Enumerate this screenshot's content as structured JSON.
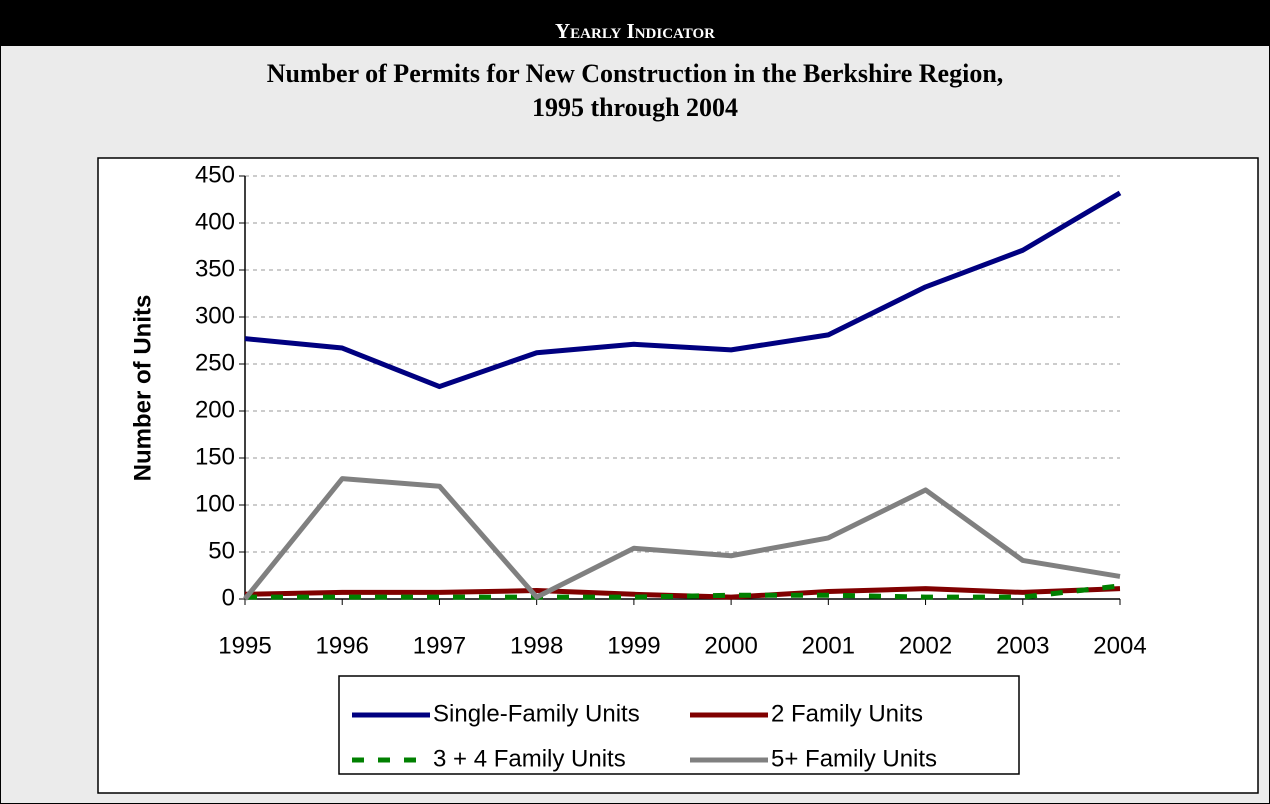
{
  "header": "Yearly Indicator",
  "chart_data": {
    "type": "line",
    "title": [
      "Number of Permits for New Construction in the Berkshire Region,",
      "1995 through 2004"
    ],
    "y_label": "Number of Units",
    "categories": [
      "1995",
      "1996",
      "1997",
      "1998",
      "1999",
      "2000",
      "2001",
      "2002",
      "2003",
      "2004"
    ],
    "series": [
      {
        "name": "Single-Family Units",
        "color": "#000080",
        "values": [
          277,
          267,
          226,
          262,
          271,
          265,
          281,
          332,
          371,
          432
        ]
      },
      {
        "name": "2 Family Units",
        "color": "#800000",
        "values": [
          5,
          7,
          7,
          9,
          5,
          2,
          8,
          11,
          7,
          11
        ]
      },
      {
        "name": "3 + 4 Family Units",
        "color": "#008000",
        "dashed": true,
        "values": [
          2,
          2,
          2,
          2,
          2,
          4,
          4,
          2,
          2,
          14
        ]
      },
      {
        "name": "5+ Family Units",
        "color": "#808080",
        "values": [
          0,
          128,
          120,
          2,
          54,
          46,
          65,
          116,
          41,
          24
        ]
      }
    ],
    "ylim": [
      0,
      450
    ],
    "yticks": [
      0,
      50,
      100,
      150,
      200,
      250,
      300,
      350,
      400,
      450
    ],
    "grid": true
  }
}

## [AIM]
Count the lines in the records above that hold the word "Units", and give only that number.

## [RESULT]
5